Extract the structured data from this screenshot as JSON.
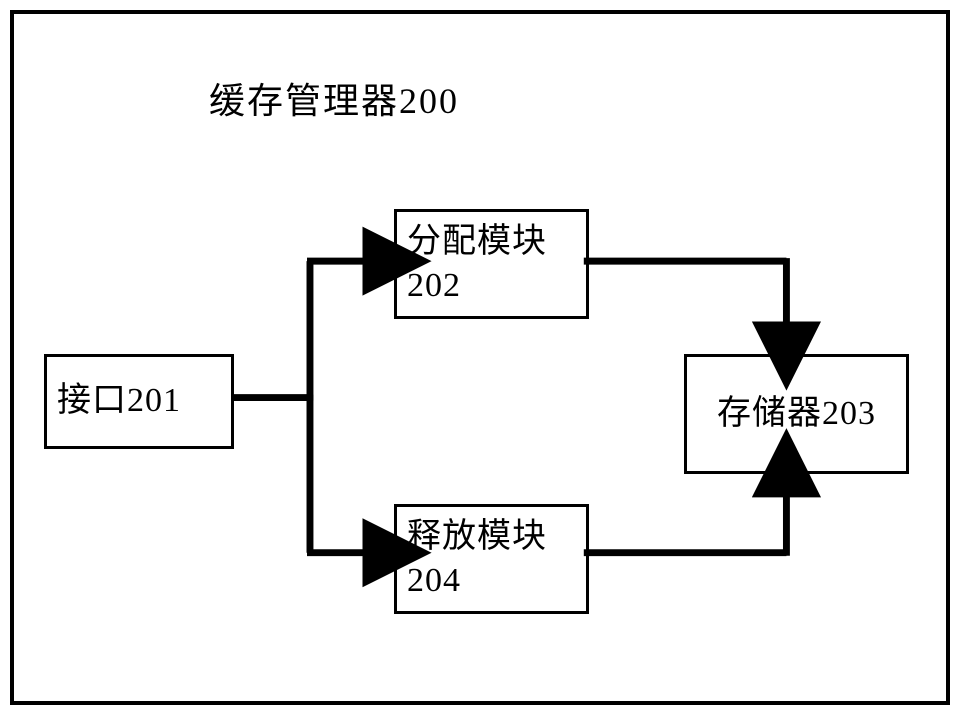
{
  "title": "缓存管理器200",
  "blocks": {
    "interface": {
      "label": "接口201"
    },
    "alloc": {
      "line1": "分配模块",
      "line2": "202"
    },
    "release": {
      "line1": "释放模块",
      "line2": "204"
    },
    "storage": {
      "label": "存储器203"
    }
  }
}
☆ ☆ ☆
== Problem details ==
Copy out all the records exactly, excluding pictures.

== Exercise response ==
Extract the structured data from this screenshot as JSON.
{
  "title": "缓存管理器200",
  "blocks": {
    "interface": {
      "label": "接口201"
    },
    "alloc": {
      "line1": "分配模块",
      "line2": "202"
    },
    "release": {
      "line1": "释放模块",
      "line2": "204"
    },
    "storage": {
      "label": "存储器203"
    }
  }
}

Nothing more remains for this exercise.